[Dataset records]
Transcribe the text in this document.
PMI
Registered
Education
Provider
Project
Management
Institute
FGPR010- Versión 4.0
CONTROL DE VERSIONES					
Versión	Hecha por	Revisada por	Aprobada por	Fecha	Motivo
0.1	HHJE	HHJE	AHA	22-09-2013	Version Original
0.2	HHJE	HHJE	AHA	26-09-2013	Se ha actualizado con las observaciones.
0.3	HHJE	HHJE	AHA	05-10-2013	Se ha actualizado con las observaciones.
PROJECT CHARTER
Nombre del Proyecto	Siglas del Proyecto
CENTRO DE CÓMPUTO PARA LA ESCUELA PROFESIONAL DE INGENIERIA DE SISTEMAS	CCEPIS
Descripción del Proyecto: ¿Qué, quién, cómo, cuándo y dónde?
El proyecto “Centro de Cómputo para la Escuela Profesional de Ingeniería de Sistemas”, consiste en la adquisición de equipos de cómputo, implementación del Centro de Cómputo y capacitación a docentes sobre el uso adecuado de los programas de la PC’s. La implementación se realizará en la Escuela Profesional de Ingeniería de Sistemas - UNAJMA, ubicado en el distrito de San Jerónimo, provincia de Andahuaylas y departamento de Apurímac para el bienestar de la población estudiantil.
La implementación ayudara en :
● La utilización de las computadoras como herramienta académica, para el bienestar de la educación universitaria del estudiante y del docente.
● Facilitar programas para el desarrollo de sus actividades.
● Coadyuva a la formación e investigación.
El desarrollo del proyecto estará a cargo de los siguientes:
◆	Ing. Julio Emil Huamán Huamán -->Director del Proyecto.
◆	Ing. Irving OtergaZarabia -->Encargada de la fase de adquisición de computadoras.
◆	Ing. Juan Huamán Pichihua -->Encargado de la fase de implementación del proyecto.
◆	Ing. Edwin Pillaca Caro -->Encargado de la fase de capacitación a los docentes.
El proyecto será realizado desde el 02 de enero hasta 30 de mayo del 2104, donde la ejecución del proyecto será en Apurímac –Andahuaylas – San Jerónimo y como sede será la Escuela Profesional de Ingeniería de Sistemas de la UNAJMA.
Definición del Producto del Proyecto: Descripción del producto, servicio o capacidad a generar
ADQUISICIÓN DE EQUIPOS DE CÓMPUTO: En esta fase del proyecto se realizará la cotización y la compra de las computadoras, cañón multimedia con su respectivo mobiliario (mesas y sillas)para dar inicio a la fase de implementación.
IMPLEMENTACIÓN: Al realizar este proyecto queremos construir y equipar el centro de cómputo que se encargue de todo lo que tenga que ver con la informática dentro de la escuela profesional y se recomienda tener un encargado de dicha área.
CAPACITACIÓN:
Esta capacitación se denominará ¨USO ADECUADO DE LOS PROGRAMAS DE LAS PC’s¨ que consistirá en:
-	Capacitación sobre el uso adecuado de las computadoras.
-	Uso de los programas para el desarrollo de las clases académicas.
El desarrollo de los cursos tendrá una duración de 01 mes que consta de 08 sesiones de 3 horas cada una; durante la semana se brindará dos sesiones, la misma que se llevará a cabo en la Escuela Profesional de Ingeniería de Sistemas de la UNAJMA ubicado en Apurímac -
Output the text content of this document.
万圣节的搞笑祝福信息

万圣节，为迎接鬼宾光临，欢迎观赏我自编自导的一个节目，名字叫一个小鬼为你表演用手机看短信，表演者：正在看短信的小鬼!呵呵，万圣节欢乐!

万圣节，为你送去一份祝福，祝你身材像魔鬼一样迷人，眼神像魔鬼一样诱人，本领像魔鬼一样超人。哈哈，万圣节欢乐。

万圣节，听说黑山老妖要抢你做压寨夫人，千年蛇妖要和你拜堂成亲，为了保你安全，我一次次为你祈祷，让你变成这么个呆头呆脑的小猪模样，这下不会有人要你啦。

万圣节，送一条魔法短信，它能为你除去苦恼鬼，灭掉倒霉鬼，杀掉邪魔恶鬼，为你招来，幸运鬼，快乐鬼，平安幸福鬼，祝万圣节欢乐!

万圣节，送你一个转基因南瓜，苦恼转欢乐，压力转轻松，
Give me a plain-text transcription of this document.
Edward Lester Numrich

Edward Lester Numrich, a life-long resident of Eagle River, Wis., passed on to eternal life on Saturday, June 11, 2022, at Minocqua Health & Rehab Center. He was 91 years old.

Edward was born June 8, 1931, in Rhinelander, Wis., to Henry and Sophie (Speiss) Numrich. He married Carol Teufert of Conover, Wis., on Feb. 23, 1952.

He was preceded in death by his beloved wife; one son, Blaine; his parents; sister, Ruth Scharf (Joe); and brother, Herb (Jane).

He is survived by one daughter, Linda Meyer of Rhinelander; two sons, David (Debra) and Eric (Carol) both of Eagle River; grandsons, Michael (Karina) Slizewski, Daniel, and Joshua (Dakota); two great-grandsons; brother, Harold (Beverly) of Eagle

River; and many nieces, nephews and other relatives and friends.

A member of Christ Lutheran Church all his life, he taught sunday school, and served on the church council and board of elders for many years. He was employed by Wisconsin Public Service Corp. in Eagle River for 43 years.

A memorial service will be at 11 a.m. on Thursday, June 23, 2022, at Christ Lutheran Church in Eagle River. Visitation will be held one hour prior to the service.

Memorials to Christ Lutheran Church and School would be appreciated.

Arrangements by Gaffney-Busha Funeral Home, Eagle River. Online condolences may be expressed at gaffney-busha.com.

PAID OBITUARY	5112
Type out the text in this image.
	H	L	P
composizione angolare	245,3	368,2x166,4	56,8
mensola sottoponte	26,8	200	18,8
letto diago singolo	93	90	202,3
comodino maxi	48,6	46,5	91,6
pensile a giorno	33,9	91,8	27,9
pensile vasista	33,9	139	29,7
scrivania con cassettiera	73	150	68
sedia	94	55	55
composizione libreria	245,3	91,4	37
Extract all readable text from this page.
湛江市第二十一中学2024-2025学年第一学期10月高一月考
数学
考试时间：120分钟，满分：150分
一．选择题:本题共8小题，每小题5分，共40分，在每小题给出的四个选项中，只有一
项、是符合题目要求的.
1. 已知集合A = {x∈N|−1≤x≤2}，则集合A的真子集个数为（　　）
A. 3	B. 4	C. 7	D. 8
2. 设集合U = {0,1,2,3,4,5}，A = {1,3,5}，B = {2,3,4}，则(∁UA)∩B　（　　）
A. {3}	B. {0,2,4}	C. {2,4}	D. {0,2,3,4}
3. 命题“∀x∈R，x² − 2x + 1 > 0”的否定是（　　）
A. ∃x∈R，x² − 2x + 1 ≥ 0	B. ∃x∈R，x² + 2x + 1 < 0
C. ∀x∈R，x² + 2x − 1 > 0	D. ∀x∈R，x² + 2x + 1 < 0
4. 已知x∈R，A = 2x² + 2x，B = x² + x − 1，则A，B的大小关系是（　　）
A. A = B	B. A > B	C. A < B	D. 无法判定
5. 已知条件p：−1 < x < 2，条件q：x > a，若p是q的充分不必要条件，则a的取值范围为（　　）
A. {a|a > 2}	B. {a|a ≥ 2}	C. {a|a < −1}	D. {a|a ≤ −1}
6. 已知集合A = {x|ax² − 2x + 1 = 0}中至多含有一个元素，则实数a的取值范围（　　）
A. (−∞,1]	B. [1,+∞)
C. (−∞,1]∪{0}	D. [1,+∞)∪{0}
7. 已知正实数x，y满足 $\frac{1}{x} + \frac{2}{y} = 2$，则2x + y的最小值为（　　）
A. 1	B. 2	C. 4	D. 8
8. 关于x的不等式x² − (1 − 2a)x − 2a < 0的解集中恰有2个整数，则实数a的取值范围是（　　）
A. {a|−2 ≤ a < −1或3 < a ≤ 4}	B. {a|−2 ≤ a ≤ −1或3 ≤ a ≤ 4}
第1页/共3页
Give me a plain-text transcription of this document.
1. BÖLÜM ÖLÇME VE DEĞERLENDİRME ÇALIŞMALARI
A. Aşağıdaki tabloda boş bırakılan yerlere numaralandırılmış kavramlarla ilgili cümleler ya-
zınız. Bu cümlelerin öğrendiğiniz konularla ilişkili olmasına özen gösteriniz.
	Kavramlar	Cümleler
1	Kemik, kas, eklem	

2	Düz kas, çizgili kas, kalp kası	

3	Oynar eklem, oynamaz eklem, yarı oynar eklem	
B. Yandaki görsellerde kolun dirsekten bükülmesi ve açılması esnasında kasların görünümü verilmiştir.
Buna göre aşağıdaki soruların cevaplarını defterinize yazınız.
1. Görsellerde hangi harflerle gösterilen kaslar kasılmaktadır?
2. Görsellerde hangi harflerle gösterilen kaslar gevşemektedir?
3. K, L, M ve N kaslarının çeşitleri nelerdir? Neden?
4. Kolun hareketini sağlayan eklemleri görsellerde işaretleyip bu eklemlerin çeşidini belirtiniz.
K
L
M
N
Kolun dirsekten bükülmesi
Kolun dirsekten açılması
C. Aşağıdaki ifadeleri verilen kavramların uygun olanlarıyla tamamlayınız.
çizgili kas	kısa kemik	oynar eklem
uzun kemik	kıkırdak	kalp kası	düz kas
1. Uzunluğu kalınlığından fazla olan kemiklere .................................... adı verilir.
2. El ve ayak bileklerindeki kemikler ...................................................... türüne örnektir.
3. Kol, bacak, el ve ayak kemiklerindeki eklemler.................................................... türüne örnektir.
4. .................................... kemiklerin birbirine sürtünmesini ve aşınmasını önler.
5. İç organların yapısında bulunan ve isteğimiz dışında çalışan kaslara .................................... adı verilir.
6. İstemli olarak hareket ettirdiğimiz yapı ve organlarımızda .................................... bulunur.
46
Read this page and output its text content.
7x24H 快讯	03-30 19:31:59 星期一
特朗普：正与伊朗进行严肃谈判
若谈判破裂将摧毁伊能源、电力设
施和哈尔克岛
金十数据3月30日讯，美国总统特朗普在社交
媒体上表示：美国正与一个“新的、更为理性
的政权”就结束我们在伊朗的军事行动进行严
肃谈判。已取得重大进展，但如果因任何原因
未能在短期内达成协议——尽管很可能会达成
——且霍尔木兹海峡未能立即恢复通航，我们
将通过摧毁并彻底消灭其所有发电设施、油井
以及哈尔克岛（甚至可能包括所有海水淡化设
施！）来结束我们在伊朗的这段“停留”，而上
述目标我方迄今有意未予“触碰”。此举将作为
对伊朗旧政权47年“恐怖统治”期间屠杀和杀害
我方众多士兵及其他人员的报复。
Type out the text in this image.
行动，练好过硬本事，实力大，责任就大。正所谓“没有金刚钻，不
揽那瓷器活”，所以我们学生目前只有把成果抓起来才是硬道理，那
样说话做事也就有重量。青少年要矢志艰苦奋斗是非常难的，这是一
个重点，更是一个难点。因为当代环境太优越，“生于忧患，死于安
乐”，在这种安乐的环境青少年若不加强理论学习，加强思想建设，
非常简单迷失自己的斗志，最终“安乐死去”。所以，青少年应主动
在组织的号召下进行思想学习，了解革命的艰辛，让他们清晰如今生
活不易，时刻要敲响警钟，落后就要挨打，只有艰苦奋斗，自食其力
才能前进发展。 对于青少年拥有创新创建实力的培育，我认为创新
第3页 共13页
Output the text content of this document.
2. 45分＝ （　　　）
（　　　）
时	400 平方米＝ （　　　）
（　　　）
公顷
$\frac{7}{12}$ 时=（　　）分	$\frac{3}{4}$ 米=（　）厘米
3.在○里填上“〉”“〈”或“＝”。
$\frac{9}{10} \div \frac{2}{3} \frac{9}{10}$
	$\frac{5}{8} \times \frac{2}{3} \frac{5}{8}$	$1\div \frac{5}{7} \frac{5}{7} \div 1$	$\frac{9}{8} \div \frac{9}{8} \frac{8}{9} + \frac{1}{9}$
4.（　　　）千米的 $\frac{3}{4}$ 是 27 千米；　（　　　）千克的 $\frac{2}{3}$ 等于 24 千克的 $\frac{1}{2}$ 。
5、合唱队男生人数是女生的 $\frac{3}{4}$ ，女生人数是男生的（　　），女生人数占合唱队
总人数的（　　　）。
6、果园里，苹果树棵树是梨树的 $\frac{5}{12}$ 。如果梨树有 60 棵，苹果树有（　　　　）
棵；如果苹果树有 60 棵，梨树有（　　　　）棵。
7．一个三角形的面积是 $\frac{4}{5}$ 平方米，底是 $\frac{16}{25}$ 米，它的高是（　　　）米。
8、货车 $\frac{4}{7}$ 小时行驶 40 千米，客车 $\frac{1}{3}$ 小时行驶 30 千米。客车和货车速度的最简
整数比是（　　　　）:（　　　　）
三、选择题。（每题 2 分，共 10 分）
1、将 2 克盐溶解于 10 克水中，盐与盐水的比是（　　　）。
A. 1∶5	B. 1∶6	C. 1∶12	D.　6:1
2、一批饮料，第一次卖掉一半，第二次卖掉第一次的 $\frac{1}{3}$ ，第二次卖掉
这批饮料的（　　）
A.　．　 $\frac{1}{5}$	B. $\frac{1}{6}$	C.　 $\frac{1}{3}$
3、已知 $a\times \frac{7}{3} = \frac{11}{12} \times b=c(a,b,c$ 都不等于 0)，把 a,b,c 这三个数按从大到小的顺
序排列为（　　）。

__Exercise goal__. Filter out all lines lacking the word "gösterilen" and copy the rest.

__Solution for this exercise__.
1. Görsellerde hangi harflerle gösterilen kaslar kasılmaktadır?
2. Görsellerde hangi harflerle gösterilen kaslar gevşemektedir?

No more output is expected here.